* **Task to complete**
Output all records precisely as written.

* **Extracted data entries**
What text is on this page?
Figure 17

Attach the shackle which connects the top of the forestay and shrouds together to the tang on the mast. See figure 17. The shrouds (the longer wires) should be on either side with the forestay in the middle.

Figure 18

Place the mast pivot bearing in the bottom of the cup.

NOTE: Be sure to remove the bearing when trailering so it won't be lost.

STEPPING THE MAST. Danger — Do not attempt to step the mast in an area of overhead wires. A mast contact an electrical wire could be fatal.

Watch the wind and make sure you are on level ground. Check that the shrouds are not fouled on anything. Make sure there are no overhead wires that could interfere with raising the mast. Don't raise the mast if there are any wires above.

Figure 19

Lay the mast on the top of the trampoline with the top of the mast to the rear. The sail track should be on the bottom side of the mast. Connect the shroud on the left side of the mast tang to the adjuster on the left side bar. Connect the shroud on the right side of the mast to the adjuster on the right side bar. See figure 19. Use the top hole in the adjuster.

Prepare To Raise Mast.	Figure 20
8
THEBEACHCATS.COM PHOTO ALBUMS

* **Answer to this task**
What text is on this page?
Figure 17

Attach the shackle which connects the top of the forestay and shrouds together to the tang on the mast. See figure 17. The shrouds (the longer wires) should be on either side with the forestay in the middle.

Figure 18

Place the mast pivot bearing in the bottom of the cup.

NOTE: Be sure to remove the bearing when trailering so it won't be lost.

STEPPING THE MAST. Danger — Do not attempt to step the mast in an area of overhead wires. A mast contact an electrical wire could be fatal.

Watch the wind and make sure you are on level ground. Check that the shrouds are not fouled on anything. Make sure there are no overhead wires that could interfere with raising the mast. Don't raise the mast if there are any wires above.

Figure 19

Lay the mast on the top of the trampoline with the top of the mast to the rear. The sail track should be on the bottom side of the mast. Connect the shroud on the left side of the mast tang to the adjuster on the left side bar. Connect the shroud on the right side of the mast to the adjuster on the right side bar. See figure 19. Use the top hole in the adjuster.

Prepare To Raise Mast.	Figure 20
8
THEBEACHCATS.COM PHOTO ALBUMS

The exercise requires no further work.